• **Task to carry out**:
In the entries below, identify every line with the string "title" and copy it.

• **Dataset rows**:
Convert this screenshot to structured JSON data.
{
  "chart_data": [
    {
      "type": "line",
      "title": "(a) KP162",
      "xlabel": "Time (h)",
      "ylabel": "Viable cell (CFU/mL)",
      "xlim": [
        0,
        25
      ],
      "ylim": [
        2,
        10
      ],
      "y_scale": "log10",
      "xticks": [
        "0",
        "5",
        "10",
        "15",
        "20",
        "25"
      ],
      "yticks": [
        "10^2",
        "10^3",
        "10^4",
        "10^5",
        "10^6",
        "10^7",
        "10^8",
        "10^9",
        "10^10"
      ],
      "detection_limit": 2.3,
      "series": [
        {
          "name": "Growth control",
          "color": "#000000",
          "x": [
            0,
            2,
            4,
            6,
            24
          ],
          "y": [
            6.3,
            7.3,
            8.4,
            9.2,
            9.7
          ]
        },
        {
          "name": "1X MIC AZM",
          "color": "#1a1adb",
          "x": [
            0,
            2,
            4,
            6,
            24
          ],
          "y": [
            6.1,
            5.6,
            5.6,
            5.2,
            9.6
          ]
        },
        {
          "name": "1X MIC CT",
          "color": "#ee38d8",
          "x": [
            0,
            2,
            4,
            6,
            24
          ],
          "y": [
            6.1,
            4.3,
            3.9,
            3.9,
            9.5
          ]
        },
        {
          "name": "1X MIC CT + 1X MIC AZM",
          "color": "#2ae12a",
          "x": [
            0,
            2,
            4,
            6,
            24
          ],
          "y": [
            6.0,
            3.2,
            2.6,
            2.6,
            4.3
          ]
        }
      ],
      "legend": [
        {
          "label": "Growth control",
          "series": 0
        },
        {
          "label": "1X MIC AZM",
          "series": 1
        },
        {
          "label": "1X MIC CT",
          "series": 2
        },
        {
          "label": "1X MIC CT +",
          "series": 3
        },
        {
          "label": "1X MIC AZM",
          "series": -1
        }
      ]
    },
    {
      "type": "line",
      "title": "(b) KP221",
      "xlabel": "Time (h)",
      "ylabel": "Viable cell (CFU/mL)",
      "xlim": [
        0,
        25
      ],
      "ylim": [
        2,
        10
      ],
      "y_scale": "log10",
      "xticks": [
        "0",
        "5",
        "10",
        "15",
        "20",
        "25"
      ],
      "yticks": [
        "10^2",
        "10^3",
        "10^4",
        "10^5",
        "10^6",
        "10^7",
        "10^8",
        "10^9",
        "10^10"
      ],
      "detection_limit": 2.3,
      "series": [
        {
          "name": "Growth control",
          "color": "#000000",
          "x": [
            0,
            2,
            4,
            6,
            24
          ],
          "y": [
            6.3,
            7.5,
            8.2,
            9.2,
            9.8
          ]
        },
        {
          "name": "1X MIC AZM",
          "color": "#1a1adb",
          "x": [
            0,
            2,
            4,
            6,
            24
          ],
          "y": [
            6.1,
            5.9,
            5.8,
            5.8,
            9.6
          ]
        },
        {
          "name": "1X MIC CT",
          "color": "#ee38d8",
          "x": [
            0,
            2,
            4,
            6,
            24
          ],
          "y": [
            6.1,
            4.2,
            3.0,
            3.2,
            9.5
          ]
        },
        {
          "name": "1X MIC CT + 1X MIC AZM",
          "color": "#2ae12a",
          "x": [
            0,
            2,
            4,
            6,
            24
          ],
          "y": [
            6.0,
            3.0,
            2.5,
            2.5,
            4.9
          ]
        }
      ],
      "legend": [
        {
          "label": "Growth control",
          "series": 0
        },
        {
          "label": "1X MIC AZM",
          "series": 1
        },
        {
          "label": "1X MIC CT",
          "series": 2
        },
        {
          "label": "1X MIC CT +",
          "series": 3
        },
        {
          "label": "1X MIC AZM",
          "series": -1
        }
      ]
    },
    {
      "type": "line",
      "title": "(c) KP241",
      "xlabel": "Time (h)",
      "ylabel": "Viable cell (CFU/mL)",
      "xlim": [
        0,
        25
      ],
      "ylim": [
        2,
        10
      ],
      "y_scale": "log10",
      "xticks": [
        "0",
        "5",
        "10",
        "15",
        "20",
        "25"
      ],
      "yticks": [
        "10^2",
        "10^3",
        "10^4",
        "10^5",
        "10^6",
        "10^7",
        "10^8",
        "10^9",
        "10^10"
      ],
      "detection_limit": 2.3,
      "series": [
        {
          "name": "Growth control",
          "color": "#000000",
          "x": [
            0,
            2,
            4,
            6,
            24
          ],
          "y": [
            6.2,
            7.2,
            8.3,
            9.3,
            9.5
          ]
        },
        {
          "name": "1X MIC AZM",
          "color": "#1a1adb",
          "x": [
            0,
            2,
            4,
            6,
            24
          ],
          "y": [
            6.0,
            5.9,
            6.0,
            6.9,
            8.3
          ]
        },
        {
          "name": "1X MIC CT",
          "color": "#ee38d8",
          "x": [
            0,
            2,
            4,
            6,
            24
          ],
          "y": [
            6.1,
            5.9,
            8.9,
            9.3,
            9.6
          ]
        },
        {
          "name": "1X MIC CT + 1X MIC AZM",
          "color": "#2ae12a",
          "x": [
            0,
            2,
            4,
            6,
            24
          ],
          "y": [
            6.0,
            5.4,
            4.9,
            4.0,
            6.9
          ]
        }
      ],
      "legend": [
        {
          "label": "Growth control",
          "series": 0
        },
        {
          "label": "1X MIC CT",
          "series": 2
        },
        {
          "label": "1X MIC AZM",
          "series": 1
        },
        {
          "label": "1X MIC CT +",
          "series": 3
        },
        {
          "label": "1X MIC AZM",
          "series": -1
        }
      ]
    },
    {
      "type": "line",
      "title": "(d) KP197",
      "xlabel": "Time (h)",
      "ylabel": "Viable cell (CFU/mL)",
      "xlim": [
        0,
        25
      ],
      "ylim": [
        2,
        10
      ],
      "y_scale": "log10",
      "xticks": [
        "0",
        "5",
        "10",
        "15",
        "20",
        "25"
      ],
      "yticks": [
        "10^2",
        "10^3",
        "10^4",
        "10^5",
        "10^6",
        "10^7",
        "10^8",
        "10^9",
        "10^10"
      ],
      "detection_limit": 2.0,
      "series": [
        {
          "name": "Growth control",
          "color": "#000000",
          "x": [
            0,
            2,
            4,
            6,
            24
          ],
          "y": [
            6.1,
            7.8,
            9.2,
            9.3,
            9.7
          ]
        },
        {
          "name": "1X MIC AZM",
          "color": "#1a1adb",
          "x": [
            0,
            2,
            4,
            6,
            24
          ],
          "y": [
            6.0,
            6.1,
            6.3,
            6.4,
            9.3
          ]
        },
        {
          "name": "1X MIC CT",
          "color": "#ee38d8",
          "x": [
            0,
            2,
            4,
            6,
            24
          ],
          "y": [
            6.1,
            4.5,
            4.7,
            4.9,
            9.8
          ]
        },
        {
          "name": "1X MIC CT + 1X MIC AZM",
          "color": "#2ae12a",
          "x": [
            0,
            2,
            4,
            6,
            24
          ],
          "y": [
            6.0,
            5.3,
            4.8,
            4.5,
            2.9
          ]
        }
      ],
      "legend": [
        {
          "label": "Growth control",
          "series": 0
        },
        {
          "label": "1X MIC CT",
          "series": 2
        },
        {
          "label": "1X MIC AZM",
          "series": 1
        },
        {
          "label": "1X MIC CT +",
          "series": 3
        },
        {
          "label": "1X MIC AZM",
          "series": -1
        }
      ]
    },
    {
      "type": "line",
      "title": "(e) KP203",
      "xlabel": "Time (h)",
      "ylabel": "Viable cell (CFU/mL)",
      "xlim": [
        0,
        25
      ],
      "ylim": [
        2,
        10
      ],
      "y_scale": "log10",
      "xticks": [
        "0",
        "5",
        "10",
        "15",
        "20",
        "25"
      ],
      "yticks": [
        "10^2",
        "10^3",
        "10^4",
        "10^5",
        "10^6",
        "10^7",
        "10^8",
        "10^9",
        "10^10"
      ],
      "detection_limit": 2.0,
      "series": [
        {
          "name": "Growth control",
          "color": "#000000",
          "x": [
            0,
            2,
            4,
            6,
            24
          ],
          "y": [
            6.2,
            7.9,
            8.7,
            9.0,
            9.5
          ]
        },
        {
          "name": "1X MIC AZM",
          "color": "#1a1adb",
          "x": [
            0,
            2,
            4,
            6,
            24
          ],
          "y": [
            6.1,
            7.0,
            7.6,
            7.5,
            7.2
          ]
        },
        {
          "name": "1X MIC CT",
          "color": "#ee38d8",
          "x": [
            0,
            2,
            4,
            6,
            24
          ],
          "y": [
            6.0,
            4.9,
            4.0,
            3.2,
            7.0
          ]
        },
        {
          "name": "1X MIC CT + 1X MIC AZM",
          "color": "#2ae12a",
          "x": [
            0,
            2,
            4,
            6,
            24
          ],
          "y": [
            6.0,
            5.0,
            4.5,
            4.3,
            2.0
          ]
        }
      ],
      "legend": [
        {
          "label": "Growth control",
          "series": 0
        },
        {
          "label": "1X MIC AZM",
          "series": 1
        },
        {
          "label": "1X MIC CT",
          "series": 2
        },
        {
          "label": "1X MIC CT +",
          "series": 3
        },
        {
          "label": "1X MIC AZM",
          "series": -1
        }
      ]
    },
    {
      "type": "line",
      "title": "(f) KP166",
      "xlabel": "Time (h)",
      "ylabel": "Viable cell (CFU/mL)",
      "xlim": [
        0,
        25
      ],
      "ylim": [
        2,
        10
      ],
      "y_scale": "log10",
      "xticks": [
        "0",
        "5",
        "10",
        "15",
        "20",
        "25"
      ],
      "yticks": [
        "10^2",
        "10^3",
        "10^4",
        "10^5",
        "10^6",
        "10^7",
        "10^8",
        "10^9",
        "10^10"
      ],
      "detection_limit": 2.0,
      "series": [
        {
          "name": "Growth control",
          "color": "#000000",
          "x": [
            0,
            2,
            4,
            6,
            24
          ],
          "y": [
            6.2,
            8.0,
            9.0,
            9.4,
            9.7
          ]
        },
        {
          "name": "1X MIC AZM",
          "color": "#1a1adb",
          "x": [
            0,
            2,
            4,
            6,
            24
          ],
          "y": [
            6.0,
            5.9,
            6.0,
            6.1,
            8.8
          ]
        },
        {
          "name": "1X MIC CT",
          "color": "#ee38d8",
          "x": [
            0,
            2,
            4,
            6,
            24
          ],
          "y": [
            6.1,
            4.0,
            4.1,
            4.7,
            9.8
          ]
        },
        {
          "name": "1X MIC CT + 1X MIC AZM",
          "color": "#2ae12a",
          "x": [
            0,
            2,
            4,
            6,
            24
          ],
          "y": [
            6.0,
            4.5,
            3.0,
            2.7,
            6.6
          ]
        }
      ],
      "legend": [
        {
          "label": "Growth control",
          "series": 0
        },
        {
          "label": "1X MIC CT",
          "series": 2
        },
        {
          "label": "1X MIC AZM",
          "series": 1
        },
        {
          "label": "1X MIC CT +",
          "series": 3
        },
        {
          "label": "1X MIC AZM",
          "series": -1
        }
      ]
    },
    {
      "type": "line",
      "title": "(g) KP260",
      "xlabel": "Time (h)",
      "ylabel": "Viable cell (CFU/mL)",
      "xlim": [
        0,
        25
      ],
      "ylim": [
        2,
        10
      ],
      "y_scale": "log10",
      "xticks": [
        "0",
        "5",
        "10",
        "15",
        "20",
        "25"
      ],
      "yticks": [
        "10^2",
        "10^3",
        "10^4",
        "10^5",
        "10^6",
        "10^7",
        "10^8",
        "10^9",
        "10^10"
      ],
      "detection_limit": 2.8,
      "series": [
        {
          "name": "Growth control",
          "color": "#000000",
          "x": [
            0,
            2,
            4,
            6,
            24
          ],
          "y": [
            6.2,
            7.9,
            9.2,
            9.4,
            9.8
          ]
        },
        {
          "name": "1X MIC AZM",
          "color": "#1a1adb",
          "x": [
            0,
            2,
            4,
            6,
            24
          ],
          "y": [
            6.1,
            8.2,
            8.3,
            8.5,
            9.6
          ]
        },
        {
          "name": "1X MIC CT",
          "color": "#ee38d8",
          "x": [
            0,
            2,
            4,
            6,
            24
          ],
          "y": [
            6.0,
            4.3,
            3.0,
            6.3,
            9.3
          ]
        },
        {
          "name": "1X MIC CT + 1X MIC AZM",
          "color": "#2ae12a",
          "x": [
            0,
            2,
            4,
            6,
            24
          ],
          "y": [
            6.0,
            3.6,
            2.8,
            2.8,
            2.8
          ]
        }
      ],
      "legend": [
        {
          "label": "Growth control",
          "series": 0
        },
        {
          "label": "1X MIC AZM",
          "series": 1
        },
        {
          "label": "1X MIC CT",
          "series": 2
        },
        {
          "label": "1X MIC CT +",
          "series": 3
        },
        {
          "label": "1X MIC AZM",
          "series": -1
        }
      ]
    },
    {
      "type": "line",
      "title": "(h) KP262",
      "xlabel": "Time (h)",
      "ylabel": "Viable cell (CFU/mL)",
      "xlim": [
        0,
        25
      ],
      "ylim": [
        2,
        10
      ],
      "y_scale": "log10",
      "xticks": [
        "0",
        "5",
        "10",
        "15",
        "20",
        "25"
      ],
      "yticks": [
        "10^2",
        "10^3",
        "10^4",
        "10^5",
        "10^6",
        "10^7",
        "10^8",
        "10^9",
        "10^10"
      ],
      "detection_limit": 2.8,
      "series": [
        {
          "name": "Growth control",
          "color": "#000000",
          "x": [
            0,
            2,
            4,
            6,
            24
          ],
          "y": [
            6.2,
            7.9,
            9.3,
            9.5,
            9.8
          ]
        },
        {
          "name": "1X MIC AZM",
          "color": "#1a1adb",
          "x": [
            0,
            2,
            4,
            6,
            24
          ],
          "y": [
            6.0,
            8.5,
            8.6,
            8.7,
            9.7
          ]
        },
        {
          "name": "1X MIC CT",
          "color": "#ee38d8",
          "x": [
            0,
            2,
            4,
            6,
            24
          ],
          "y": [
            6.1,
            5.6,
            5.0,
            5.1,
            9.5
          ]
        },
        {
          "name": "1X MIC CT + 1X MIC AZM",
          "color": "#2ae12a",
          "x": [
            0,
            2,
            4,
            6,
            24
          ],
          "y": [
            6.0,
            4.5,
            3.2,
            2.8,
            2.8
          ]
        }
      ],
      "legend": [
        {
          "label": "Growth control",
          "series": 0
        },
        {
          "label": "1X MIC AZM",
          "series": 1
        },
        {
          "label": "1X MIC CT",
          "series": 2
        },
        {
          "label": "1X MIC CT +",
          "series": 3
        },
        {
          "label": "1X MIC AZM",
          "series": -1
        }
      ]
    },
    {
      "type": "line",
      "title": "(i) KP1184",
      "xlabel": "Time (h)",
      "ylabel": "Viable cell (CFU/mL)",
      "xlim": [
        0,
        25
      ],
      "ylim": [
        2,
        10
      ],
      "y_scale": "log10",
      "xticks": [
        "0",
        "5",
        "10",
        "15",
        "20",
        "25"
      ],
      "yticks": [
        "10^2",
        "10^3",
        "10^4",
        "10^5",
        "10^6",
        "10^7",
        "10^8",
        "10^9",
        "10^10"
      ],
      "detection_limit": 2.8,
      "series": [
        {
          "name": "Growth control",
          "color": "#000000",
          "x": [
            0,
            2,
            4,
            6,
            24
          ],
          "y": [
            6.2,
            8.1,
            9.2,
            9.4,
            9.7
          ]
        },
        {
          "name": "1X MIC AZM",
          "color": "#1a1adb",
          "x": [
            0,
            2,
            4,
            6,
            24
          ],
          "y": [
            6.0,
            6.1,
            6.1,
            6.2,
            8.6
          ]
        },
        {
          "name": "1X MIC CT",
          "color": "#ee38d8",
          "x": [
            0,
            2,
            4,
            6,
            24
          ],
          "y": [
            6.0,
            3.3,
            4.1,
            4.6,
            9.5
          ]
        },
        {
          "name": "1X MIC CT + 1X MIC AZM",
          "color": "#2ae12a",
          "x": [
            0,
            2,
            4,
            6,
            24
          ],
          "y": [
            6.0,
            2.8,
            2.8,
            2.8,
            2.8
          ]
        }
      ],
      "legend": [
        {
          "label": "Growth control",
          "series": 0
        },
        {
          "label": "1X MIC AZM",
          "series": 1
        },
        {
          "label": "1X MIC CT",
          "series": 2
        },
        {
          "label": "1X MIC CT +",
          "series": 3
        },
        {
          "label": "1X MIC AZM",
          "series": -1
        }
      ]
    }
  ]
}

• **Finished task**:
      "title": "(a) KP162",
      "title": "(b) KP221",
      "title": "(c) KP241",
      "title": "(d) KP197",
      "title": "(e) KP203",
      "title": "(f) KP166",
      "title": "(g) KP260",
      "title": "(h) KP262",
      "title": "(i) KP1184",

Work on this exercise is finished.